> _DATA LISTING_:
──────────────────────────────

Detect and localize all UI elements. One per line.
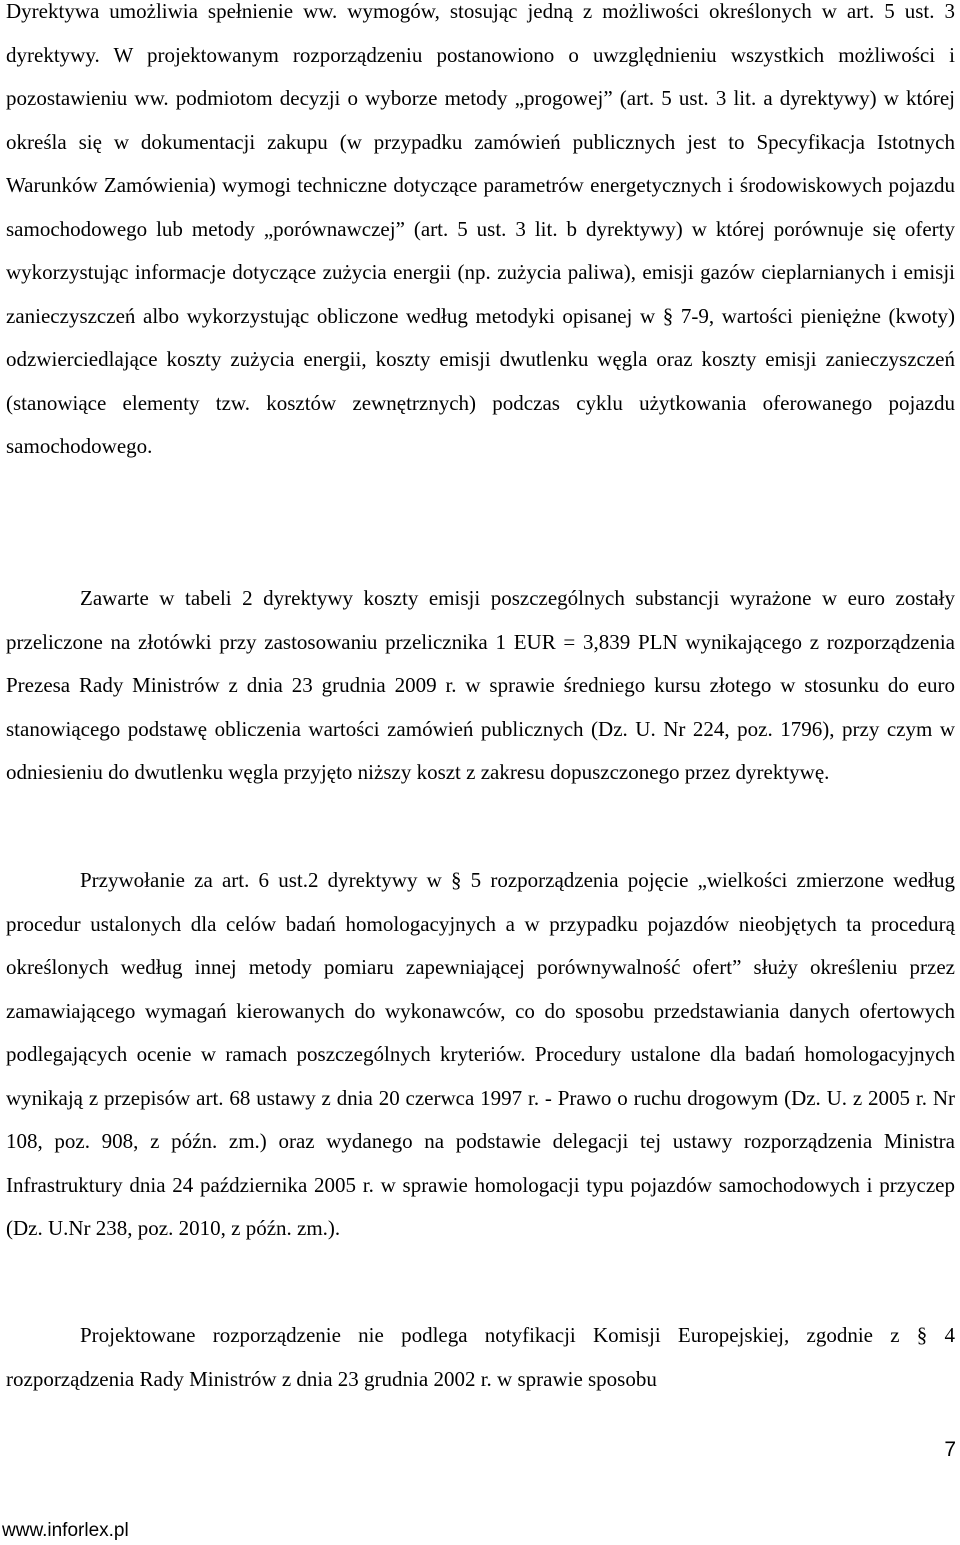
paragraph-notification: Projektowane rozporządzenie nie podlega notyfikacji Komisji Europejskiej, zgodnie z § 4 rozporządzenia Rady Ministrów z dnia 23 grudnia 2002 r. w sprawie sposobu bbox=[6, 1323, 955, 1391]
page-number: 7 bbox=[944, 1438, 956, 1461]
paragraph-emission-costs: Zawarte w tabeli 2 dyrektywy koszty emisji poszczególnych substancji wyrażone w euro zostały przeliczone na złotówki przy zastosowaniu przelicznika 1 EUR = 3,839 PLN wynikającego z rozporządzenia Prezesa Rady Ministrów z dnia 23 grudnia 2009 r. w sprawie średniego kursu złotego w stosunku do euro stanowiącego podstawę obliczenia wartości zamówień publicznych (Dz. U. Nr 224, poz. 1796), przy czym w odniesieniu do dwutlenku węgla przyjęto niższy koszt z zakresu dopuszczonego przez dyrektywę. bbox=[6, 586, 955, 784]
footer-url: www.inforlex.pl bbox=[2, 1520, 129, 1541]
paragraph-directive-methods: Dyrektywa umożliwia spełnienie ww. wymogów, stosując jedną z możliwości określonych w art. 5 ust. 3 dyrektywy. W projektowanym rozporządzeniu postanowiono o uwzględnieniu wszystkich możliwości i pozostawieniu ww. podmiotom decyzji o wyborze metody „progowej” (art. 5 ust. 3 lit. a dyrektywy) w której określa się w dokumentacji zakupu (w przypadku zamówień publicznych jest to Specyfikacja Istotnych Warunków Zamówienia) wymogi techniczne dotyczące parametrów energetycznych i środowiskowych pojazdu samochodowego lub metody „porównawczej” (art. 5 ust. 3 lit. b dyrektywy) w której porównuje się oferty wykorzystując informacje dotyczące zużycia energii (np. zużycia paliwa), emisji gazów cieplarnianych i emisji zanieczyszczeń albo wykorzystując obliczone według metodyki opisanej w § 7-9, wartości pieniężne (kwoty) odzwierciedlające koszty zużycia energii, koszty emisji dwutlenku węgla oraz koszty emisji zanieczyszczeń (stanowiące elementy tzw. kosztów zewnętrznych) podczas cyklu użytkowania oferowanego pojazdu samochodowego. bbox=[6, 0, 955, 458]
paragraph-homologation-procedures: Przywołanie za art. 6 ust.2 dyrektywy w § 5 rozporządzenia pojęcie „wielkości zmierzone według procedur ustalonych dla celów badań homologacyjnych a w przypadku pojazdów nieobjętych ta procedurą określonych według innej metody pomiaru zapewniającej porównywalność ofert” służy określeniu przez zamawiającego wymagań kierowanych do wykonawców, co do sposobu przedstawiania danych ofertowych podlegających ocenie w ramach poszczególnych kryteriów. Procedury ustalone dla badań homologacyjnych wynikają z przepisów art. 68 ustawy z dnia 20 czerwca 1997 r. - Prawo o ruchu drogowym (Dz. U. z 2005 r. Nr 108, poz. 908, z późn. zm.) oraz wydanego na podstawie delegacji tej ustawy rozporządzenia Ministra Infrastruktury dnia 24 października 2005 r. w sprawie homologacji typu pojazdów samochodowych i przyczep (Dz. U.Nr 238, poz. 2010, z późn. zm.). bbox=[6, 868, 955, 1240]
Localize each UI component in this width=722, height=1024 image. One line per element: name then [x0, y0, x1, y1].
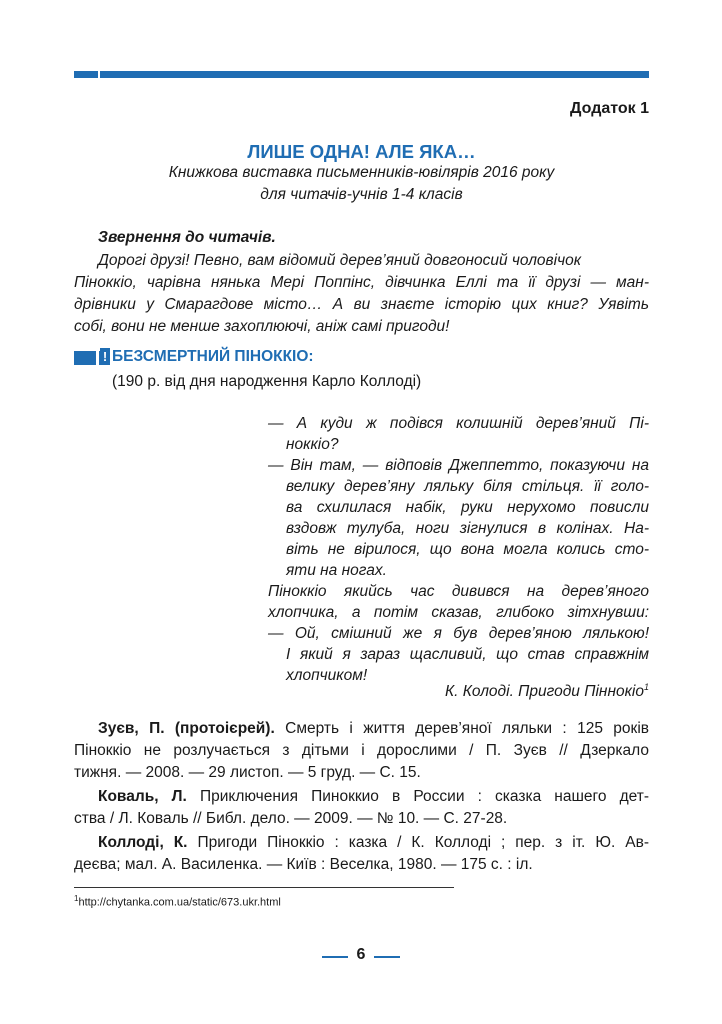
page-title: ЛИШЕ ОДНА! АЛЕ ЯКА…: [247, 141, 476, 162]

──────────────────────────────

> _PROMPT_:
Tally the lines in the records that contain the string "poszczególnych", and give only the number.

> _FINISHED ANSWER_:
2